# START OF Task input

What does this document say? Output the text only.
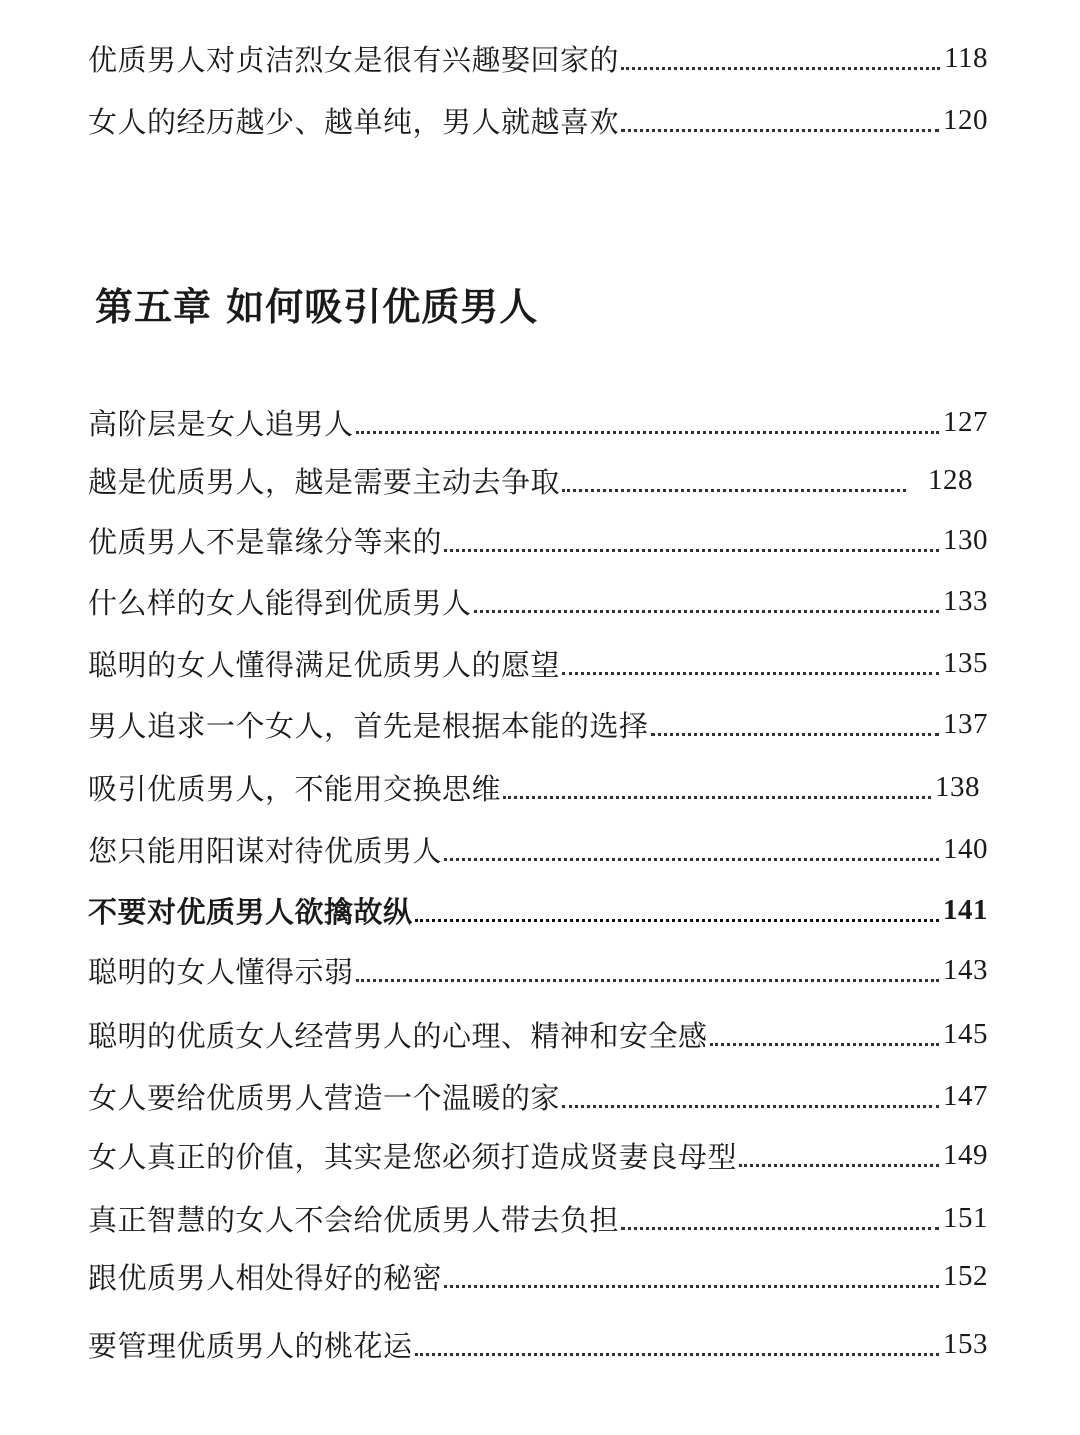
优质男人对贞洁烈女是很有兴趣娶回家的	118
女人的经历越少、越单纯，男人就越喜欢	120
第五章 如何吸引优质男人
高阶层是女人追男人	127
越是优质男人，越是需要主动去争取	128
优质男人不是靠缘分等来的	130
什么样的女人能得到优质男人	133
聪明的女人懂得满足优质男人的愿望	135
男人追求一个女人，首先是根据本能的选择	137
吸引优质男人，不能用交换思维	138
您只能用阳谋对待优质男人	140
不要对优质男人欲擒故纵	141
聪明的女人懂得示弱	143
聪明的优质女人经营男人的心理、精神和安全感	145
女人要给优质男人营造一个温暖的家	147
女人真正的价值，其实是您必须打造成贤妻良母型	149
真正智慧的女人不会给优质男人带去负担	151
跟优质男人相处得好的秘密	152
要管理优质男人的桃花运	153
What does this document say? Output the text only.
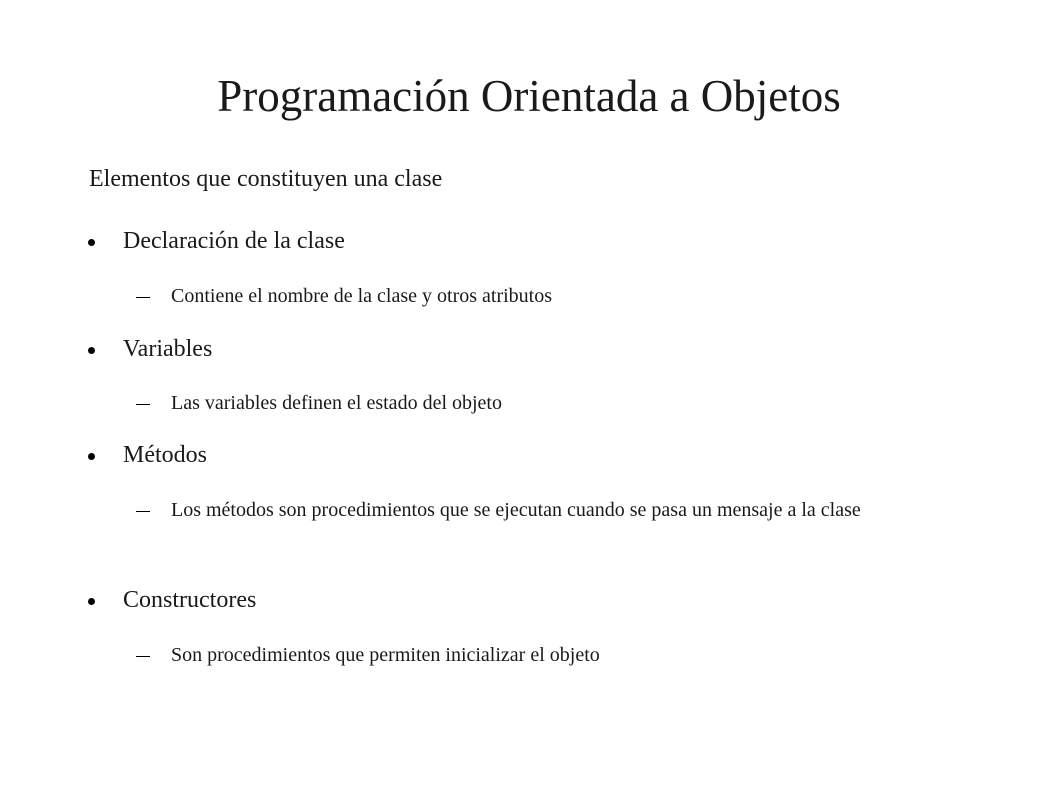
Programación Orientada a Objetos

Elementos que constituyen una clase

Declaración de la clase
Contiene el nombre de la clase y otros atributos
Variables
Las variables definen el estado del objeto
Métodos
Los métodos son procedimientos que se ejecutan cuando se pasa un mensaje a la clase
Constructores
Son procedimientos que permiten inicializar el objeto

# END OF Task input
# START OF Task input

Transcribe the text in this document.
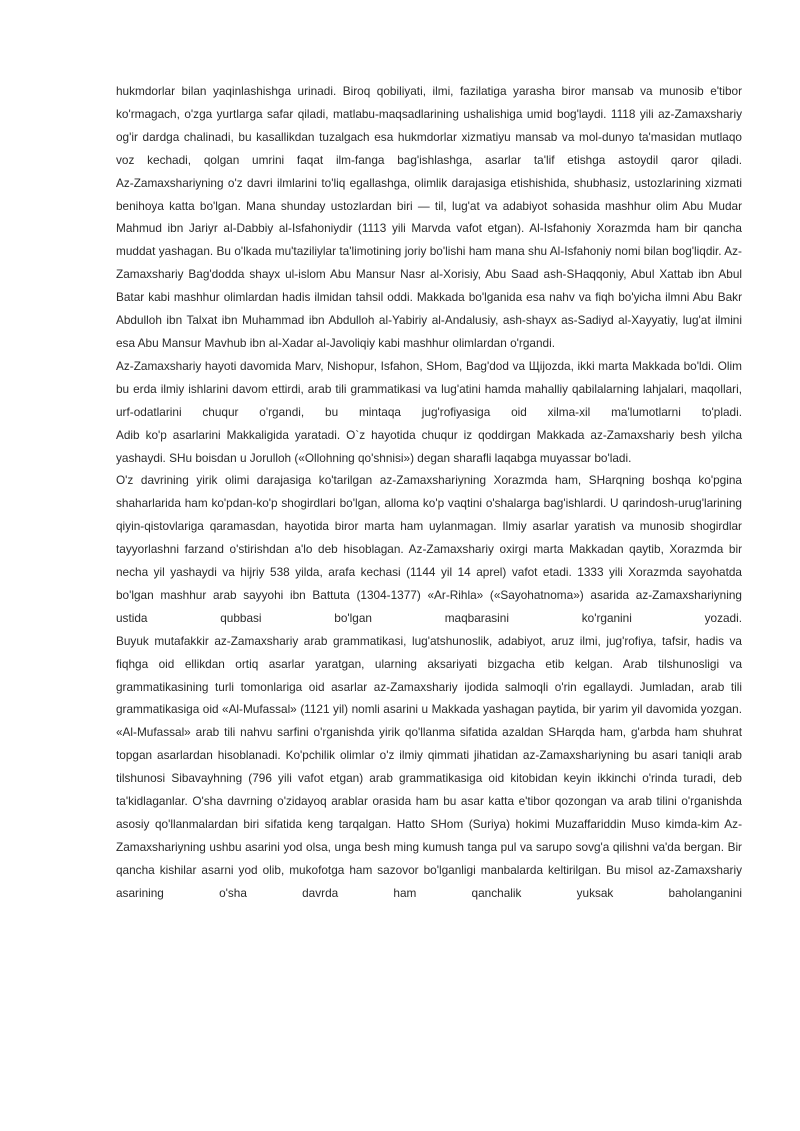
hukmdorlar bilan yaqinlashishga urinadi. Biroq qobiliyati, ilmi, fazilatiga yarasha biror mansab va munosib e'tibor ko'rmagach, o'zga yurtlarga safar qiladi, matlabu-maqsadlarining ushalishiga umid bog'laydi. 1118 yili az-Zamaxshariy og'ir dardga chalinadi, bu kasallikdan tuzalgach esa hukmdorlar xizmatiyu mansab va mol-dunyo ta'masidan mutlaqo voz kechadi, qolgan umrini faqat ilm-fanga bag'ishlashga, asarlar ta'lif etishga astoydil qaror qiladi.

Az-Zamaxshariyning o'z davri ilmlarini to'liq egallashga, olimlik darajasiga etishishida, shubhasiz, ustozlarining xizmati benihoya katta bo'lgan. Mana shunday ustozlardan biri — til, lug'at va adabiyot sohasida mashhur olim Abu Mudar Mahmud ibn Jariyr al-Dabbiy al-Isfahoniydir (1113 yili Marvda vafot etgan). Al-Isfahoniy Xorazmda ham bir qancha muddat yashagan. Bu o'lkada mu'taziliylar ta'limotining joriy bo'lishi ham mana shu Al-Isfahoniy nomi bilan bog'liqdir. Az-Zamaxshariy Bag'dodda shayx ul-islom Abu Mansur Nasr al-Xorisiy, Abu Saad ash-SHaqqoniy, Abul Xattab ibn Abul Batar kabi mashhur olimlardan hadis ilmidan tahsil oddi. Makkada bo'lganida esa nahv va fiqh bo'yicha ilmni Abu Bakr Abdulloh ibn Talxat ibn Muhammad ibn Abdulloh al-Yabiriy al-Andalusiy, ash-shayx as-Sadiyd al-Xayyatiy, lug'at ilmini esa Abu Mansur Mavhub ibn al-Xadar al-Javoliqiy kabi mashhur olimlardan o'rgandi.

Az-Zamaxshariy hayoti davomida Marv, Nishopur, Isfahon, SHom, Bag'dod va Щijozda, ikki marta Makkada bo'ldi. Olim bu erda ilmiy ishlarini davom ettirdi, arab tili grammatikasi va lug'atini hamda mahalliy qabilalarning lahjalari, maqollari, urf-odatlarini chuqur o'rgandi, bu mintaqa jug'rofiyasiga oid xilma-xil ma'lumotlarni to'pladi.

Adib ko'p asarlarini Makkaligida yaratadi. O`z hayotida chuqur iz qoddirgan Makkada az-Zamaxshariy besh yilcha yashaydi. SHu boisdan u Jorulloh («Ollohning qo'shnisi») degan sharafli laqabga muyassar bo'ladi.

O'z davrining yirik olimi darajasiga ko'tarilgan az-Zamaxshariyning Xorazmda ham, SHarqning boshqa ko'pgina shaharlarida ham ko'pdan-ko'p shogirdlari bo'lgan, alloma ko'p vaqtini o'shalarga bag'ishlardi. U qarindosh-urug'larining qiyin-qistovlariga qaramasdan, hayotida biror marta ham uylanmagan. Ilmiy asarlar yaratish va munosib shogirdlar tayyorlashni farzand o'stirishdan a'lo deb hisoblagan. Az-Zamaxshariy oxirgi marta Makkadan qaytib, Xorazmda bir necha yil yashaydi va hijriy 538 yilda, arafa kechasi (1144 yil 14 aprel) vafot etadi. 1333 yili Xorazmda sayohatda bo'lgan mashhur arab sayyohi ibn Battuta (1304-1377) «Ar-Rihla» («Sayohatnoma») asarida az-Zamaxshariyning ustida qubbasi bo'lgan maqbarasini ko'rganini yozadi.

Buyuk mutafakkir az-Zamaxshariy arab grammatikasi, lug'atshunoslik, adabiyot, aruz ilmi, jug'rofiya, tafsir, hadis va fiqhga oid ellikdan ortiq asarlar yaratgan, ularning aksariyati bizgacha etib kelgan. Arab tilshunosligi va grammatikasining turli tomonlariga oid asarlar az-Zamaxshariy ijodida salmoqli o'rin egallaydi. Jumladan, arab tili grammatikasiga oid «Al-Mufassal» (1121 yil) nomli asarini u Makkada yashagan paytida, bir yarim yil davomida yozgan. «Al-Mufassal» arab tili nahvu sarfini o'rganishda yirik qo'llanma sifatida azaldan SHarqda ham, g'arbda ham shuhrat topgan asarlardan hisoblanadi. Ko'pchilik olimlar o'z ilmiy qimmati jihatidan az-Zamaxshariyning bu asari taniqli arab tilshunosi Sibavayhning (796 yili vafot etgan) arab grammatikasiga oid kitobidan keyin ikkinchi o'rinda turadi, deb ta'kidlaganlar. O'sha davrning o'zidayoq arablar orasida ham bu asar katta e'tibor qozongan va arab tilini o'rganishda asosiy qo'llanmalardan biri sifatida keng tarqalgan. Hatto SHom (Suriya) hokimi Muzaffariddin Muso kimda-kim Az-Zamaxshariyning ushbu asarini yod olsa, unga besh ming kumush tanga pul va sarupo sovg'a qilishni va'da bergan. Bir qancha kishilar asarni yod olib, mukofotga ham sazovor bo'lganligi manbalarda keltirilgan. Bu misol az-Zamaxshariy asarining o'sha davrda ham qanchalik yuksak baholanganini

# END OF Task input

__What this task involves__.
Reply with one number: the count of lines in the entries that include the word "hayotida".

__In response__.
2